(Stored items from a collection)
■ ■ ■

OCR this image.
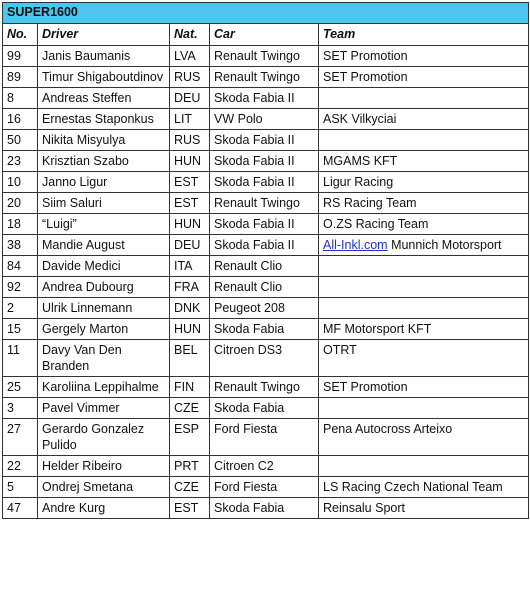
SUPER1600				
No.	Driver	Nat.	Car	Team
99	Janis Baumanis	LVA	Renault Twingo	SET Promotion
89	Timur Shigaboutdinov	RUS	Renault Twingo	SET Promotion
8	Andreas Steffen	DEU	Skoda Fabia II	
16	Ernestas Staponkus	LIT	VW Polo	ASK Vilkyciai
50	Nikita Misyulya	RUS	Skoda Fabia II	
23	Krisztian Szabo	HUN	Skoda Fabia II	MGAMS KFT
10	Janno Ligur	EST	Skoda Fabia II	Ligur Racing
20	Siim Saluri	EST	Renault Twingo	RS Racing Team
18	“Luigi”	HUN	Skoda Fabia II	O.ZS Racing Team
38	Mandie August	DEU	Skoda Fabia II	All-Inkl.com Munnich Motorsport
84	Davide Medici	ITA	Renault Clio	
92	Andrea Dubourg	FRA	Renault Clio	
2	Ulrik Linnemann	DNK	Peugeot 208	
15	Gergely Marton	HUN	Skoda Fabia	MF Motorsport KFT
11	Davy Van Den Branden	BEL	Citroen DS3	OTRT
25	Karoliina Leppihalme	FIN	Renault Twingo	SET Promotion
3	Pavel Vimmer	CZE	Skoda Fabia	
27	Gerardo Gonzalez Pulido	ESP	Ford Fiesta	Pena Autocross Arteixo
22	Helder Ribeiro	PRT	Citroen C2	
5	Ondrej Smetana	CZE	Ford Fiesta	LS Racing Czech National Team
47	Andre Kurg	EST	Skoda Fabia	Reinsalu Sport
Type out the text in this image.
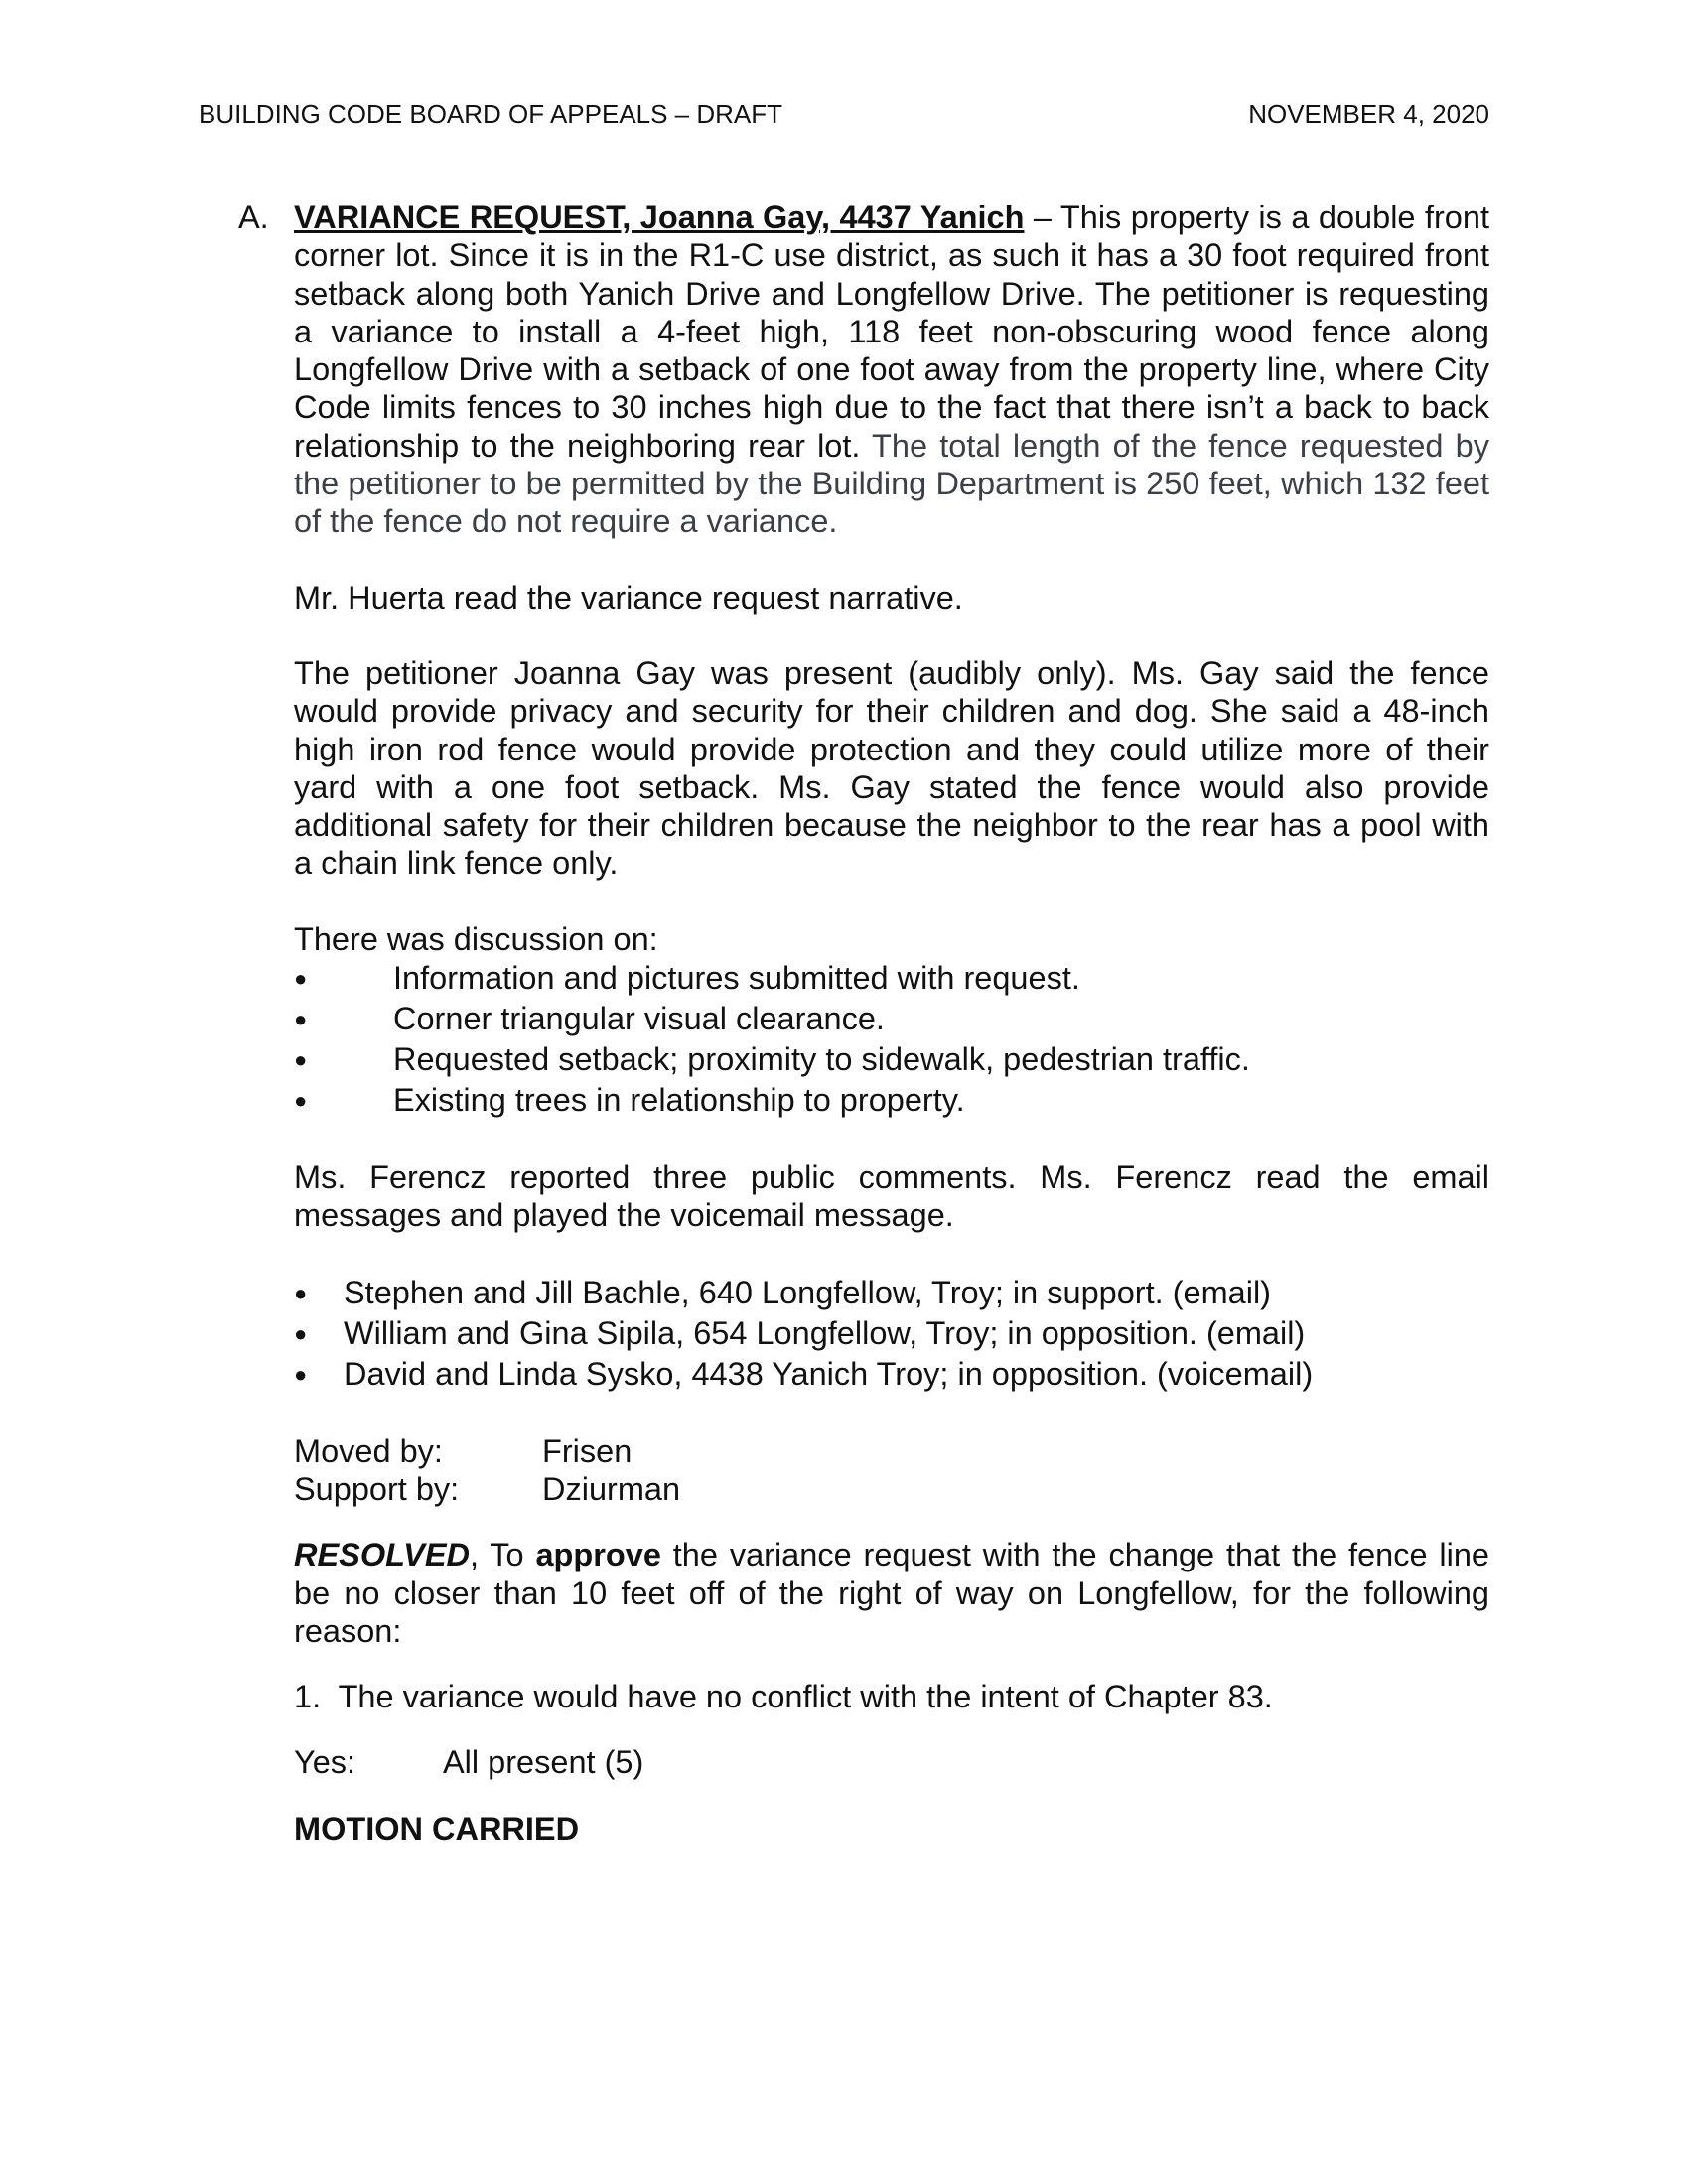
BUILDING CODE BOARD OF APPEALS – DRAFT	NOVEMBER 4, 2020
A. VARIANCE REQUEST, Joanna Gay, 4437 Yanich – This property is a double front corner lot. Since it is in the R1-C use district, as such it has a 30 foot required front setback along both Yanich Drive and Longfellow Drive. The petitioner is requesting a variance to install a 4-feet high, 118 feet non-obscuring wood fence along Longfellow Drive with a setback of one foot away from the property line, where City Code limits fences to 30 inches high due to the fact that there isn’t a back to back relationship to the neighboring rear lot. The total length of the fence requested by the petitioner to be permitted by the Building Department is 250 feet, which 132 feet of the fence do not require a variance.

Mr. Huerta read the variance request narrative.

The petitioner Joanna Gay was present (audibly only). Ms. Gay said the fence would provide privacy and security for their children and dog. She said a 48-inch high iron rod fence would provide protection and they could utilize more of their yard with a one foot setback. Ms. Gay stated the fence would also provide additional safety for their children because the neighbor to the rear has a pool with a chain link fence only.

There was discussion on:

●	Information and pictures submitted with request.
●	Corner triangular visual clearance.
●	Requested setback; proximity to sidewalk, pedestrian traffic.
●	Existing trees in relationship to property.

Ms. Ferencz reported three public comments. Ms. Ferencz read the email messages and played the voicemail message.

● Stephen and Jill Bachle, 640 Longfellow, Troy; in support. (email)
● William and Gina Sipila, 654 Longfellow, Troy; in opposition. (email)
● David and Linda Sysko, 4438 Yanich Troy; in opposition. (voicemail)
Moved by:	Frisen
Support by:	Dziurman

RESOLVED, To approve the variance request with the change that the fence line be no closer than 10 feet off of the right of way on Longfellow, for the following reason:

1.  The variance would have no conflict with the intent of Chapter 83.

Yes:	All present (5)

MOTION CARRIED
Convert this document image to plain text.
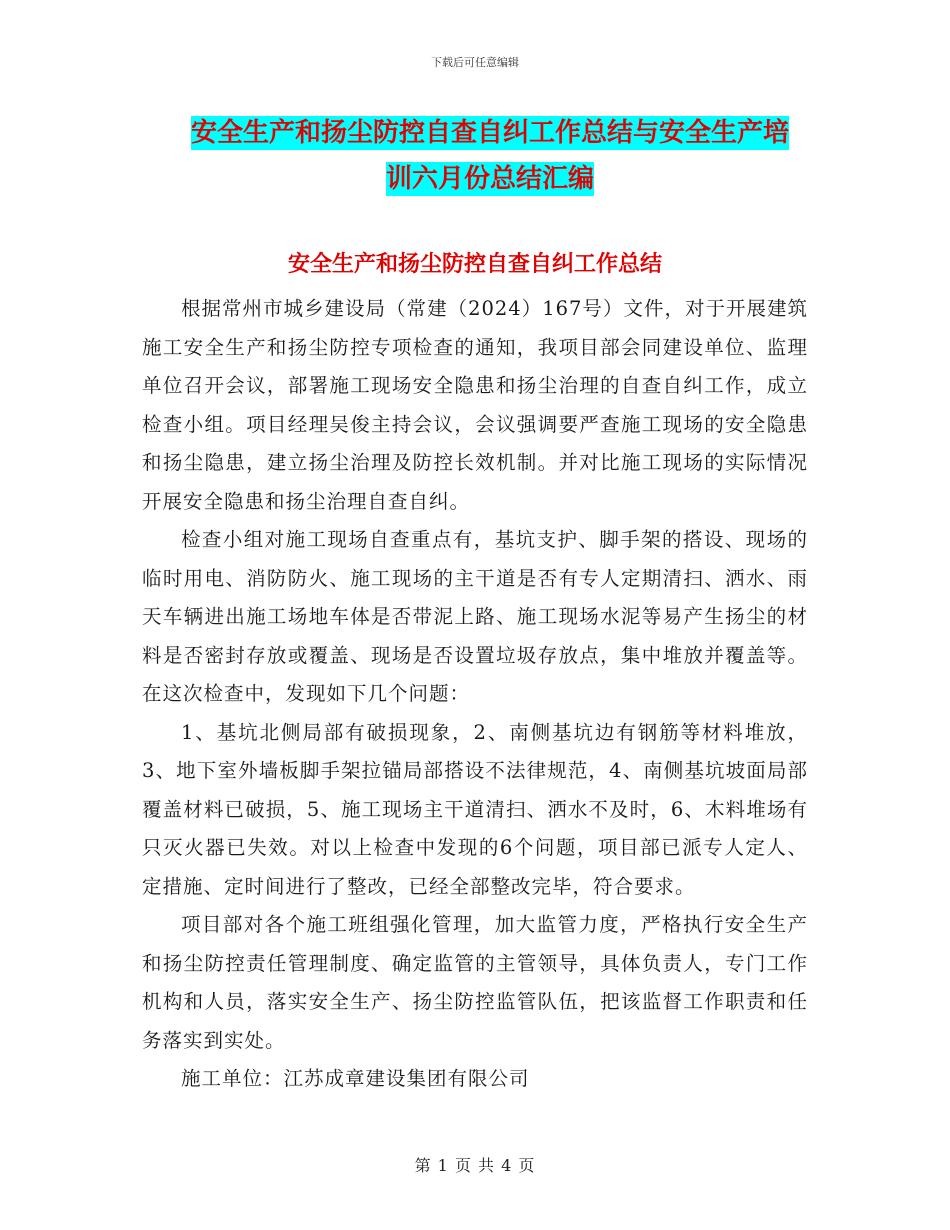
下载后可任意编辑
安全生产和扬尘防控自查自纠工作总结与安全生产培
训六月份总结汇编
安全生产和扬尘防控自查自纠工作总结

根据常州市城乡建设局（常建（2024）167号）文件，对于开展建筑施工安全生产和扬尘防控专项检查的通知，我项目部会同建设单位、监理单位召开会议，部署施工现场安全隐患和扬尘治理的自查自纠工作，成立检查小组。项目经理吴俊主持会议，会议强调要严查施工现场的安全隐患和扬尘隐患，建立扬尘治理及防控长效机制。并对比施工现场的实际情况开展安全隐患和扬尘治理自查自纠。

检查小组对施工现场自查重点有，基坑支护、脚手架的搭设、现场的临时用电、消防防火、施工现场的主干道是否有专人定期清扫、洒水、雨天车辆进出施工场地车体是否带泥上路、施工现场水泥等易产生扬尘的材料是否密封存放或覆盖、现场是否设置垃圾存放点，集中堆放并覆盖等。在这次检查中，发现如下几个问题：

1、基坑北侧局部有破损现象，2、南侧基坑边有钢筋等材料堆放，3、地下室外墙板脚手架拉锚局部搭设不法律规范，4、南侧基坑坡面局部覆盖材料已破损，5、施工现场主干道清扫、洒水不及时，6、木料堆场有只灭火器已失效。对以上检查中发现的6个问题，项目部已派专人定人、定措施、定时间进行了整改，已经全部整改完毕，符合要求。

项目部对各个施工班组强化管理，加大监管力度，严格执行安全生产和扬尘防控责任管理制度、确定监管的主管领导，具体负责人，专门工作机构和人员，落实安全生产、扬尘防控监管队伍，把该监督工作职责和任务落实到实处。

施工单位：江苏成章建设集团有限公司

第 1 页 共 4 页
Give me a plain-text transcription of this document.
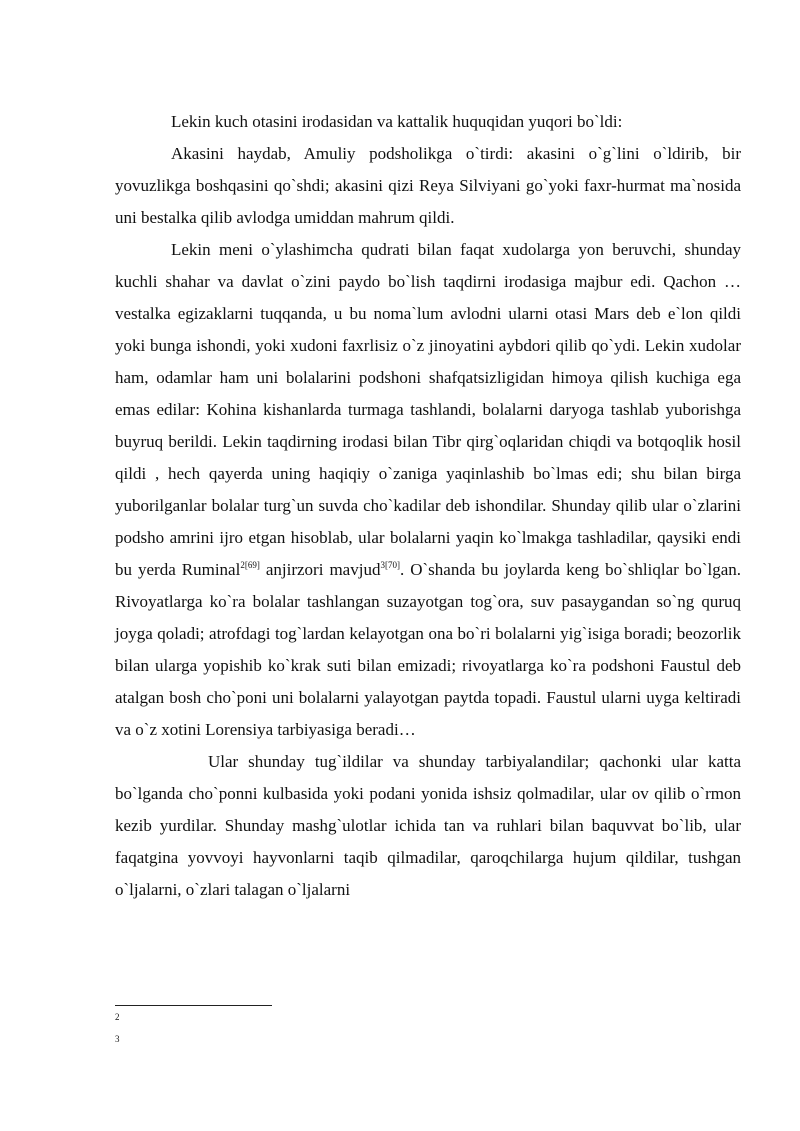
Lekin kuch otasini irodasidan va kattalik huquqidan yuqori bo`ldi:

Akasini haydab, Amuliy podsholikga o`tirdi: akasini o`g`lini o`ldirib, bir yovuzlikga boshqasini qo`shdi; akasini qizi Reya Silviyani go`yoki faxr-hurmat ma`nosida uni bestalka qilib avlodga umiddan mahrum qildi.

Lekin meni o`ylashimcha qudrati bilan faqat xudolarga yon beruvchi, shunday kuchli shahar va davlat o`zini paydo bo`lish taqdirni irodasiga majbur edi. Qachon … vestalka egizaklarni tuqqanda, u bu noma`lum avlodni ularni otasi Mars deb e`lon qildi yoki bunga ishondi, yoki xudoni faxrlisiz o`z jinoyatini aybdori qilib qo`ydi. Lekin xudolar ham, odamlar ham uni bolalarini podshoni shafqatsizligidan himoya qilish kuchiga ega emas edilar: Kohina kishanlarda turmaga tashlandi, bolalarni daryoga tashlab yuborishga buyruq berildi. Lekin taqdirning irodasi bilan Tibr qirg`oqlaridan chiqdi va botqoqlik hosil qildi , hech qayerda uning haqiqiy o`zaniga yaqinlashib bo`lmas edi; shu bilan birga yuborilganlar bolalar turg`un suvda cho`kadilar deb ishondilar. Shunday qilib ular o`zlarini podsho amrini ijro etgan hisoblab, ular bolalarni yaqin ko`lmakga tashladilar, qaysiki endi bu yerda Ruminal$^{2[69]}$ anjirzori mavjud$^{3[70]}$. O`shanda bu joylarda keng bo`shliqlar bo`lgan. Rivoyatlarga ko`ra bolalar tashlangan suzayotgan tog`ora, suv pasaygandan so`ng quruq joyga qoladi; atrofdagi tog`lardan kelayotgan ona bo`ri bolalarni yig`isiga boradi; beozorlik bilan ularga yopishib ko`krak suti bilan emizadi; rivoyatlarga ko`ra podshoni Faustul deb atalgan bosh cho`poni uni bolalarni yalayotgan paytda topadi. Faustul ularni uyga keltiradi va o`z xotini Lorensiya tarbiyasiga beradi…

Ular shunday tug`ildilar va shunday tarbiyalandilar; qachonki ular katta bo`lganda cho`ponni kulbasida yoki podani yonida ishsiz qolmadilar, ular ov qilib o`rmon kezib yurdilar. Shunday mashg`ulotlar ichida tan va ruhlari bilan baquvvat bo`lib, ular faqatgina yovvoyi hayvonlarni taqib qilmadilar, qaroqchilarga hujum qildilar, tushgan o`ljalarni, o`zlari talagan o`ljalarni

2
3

■ ■ ■

The exercise: Pull out all lines from the listing that contain the string "text".

Solved problem:
Type out the text in this image.
Convert this document image to plain text.
Give me a plain-text transcription of this document.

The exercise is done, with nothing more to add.